Teks ::
Pembaca. Menempati posisi tinggi dalam sebuah organisasi tidak menjamin orang itu mampu membawa oraganisasi pada kemajuan. Paul Wieand, sosok yang saya singgung dalam tulisan saya edisi lalu layak dijadikan pelajaran. Wieand dicopot dari posisi CEO dari beberapa bank yang dipimpinnya karena tidak ber-EQ tinggi. Ia tidak mempunyai kemampuan berelasi yang baik dengan orang-orang di sekitarnya.
Nah, bagaimana seorang eksekutif bisa punya EQ tinggi? Prinsipnya sederhana. EQ memunyai dua landasan, yakni komunikasi intrapersonal dan interpersonal. Komunikasi intrapersonal menyangkut kemampuan orang untuk merefleksikan diri, mawas diri, dan mampu belajar dari pengalaman.
Banyak orang yang terkenal dengan kecerdasan otaknya, tetapi mempunyai pribadi yang rapuh. Mereka mudah stres dan gampang kehilangan arah. Di zaman yang menyuguhkan budaya serba instan, serba dangkal, dan serba permukaan ini, tak jarang orang jadi mudah kehilangan kemampuan refleksinya. Termasuk pula, kemampuan untuk memaknai segala pengalaman dan perjumpaan yang ada, dan kemampuan untuk belajar dari masa lalu. Banyak orang mengalami depresi akut ketika menghadapi pengalaman yang tidak diharapkan, seperti kebangkrutan atau kegagalan. Hidup tiba-tiba menjadi gelap tanpa pengharapan. Banyak yang berakhir tragis.
Mari kita belajar dari Donald Trump. Sebagai seorang kampiun dalam dunia bisnis, Donald Trump tidak lepas dari pengalaman gagal. Ia pernah bangkrut dan dililit hutang sebesar US$ 2 miliar di tahun 1990-an. Waktu itu, Trump sudah menjadi selebritis dalam panggung bisnis dunia. Bisa dibayangkan betapa dahsyatnya efek psikologis dari kebangkrutan itu. Tapi, lulusan Universitas Pennsylvania ini tetap tegar dan mencari terobosan lain untuk menyelamatkan bisnisnya. Ia mengoptimalkan kemampuan refleksinya. Ia duduk tenang dan mencoba mawas diri. Ia tidak mau hanyut dalam nestapa dan pergunjingan orang. Akhirnya, ia menyadari bahwa kegagalan adalah bagian dari proses panjang kesuksesan. Kesuksesan adalah milik orang yang tidak lelah mencoba dan berusaha. Dengan jiwa besar, raksasa bisnis ini pun bangkit, membangun kembali puing-puing kebangkrutannya. Dan, Trump kini menjadi salah seorang terkaya di dunia. Ia mampu menjejakkan kaki imperium bisnisnya di mana-mana. Itulah Trump.

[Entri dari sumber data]

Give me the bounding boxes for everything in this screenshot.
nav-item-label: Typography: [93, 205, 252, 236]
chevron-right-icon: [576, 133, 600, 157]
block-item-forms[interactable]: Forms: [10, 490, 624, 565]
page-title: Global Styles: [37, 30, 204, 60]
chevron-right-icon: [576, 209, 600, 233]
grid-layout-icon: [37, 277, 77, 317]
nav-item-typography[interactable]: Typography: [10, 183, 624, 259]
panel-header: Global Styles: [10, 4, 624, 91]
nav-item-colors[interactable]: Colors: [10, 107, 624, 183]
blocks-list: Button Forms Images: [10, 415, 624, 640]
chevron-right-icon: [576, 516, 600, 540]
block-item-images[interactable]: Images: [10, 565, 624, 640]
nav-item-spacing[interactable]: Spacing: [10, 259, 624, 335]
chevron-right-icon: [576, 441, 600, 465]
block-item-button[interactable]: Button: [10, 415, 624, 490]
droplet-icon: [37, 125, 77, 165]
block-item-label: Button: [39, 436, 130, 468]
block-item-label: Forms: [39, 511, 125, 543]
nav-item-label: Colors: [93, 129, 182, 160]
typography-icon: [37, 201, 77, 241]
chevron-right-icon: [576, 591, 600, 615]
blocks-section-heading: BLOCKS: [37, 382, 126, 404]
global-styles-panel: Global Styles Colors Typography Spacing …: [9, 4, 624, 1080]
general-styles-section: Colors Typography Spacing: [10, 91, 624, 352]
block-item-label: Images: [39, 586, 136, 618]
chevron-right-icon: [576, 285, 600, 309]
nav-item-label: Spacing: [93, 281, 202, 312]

Tugas yang Diberikan :: Salin dengan tepat bagian teks tentang EQ di atas, dari "Banyak orang yang" hingga "yang berakhir tragis.".

Keluaran di Bawah ::
Banyak orang yang terkenal dengan kecerdasan otaknya, tetapi mempunyai pribadi yang rapuh. Mereka mudah stres dan gampang kehilangan arah. Di zaman yang menyuguhkan budaya serba instan, serba dangkal, dan serba permukaan ini, tak jarang orang jadi mudah kehilangan kemampuan refleksinya. Termasuk pula, kemampuan untuk memaknai segala pengalaman dan perjumpaan yang ada, dan kemampuan untuk belajar dari masa lalu. Banyak orang mengalami depresi akut ketika menghadapi pengalaman yang tidak diharapkan, seperti kebangkrutan atau kegagalan. Hidup tiba-tiba menjadi gelap tanpa pengharapan. Banyak yang berakhir tragis.